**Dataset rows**
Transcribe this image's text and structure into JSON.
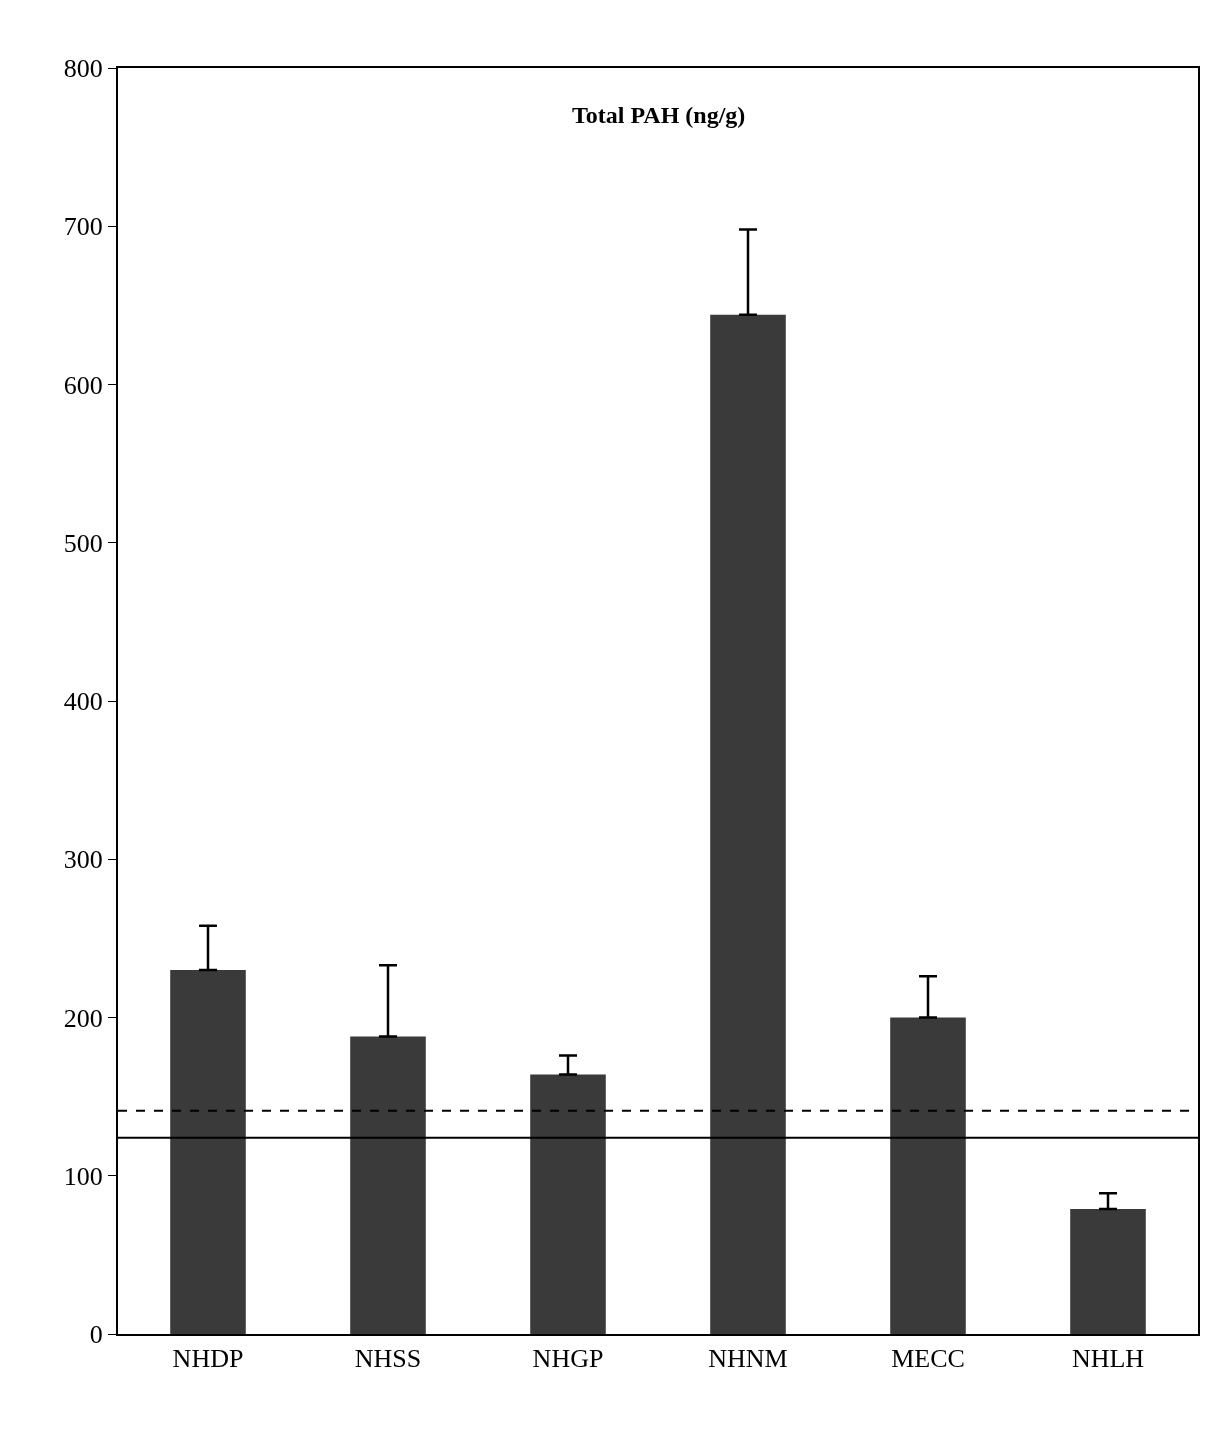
{
  "chart_data": {
    "type": "bar",
    "title": "Total PAH (ng/g)",
    "categories": [
      "NHDP",
      "NHSS",
      "NHGP",
      "NHNM",
      "MECC",
      "NHLH"
    ],
    "values": [
      230,
      188,
      164,
      644,
      200,
      79
    ],
    "errors": [
      [
        230,
        258
      ],
      [
        188,
        233
      ],
      [
        164,
        176
      ],
      [
        644,
        698
      ],
      [
        200,
        226
      ],
      [
        79,
        89
      ]
    ],
    "color": "#3a3a3a",
    "ylim": [
      0,
      800
    ],
    "yticks": [
      0,
      100,
      200,
      300,
      400,
      500,
      600,
      700,
      800
    ],
    "ref_lines": [
      {
        "axis": "y",
        "value": 141,
        "line_style": "dashed",
        "color": "#000000"
      },
      {
        "axis": "y",
        "value": 124,
        "line_style": "solid",
        "color": "#000000"
      }
    ]
  }
}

**GIVEN REQUEST**
Without including any pictures, print each record exactly.

**RESPONSE TO THE EXERCISE**
Transcribe this image's text and structure into JSON.
{
  "chart_data": {
    "type": "bar",
    "title": "Total PAH (ng/g)",
    "categories": [
      "NHDP",
      "NHSS",
      "NHGP",
      "NHNM",
      "MECC",
      "NHLH"
    ],
    "values": [
      230,
      188,
      164,
      644,
      200,
      79
    ],
    "errors": [
      [
        230,
        258
      ],
      [
        188,
        233
      ],
      [
        164,
        176
      ],
      [
        644,
        698
      ],
      [
        200,
        226
      ],
      [
        79,
        89
      ]
    ],
    "color": "#3a3a3a",
    "ylim": [
      0,
      800
    ],
    "yticks": [
      0,
      100,
      200,
      300,
      400,
      500,
      600,
      700,
      800
    ],
    "ref_lines": [
      {
        "axis": "y",
        "value": 141,
        "line_style": "dashed",
        "color": "#000000"
      },
      {
        "axis": "y",
        "value": 124,
        "line_style": "solid",
        "color": "#000000"
      }
    ]
  }
}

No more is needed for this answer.